§ **TASK STATEMENT**:
Scan the lines below for the word "Prototype". Copy each line you find it in.

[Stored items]
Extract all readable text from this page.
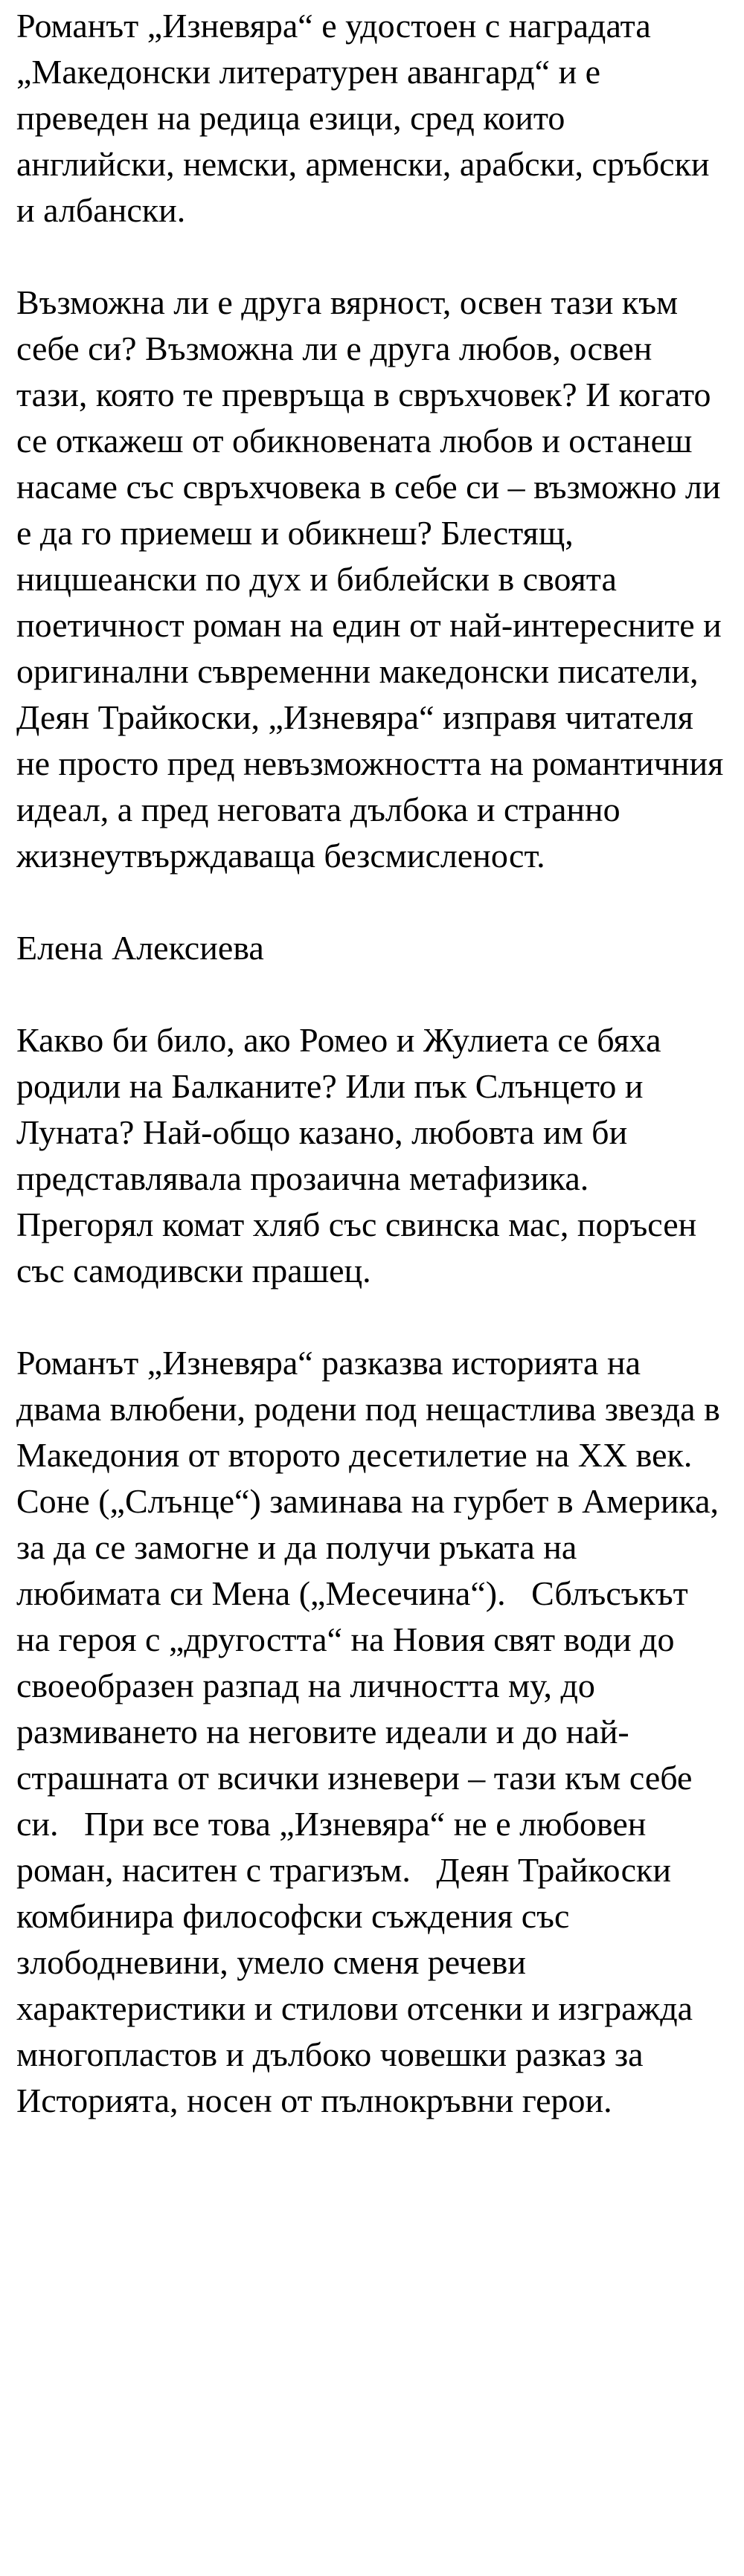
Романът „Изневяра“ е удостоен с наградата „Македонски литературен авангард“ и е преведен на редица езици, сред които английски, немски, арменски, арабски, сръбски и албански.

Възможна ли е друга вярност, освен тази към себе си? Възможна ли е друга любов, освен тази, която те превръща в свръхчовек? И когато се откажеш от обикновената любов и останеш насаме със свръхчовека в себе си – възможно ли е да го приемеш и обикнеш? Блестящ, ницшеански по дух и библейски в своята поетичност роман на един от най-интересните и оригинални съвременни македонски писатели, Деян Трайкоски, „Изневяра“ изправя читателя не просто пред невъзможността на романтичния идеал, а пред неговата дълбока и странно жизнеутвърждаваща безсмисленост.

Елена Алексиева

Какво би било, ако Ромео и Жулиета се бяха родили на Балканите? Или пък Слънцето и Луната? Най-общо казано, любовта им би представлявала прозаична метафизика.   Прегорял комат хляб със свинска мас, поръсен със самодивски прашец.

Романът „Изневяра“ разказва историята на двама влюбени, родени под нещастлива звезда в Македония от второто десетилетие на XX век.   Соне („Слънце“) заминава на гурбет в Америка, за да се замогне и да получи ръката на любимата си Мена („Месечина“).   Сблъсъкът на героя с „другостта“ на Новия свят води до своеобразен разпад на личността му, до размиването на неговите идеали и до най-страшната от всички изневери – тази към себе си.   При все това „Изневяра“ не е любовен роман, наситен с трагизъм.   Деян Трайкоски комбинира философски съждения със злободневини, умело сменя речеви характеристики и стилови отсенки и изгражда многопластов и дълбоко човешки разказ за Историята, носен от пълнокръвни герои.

* * *

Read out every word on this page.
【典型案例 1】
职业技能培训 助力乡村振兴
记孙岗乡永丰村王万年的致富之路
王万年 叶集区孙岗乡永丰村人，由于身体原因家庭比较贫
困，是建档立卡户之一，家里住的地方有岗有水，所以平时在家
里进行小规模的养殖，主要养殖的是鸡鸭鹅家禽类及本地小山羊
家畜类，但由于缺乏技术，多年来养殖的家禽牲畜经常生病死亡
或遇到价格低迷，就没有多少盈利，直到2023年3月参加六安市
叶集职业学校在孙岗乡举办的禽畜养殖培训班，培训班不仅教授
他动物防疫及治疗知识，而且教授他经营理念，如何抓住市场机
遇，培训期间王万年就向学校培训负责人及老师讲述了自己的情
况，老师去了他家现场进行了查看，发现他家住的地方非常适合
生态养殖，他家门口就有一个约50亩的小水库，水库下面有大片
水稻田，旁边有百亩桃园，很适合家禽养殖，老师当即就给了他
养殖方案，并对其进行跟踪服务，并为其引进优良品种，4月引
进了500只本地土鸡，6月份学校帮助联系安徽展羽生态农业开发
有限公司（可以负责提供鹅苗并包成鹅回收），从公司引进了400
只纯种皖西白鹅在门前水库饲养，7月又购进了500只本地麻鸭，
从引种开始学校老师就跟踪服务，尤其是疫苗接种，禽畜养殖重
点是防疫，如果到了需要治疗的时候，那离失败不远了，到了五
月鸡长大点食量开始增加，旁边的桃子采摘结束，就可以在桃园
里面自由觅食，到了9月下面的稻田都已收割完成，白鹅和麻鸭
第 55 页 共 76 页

* * *

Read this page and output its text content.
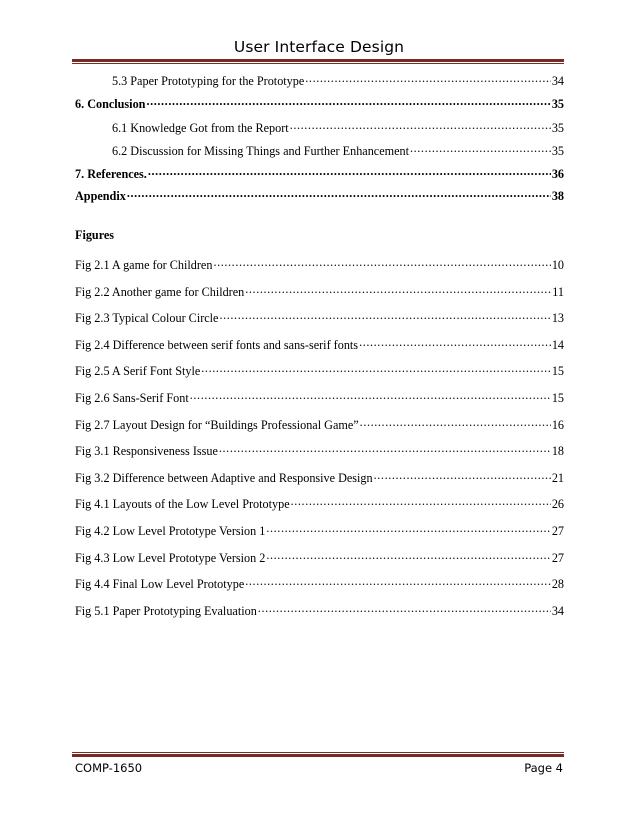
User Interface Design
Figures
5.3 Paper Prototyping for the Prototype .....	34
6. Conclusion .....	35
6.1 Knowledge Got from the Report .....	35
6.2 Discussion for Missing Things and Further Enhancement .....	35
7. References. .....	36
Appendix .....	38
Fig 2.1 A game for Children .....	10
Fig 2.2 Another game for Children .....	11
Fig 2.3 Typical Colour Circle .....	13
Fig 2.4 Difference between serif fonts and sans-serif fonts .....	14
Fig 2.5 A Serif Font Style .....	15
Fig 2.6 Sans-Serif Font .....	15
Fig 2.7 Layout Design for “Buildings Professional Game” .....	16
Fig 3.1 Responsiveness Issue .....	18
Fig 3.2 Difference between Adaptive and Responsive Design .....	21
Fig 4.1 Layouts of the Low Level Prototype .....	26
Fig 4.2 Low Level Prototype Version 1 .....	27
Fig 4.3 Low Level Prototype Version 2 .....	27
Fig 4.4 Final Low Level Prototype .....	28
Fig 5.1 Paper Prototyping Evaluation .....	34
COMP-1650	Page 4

§ **RESULT FOR THIS TASK**:
5.3 Paper Prototyping for the Prototype .....	34
Fig 4.1 Layouts of the Low Level Prototype .....	26
Fig 4.2 Low Level Prototype Version 1 .....	27
Fig 4.3 Low Level Prototype Version 2 .....	27
Fig 4.4 Final Low Level Prototype .....	28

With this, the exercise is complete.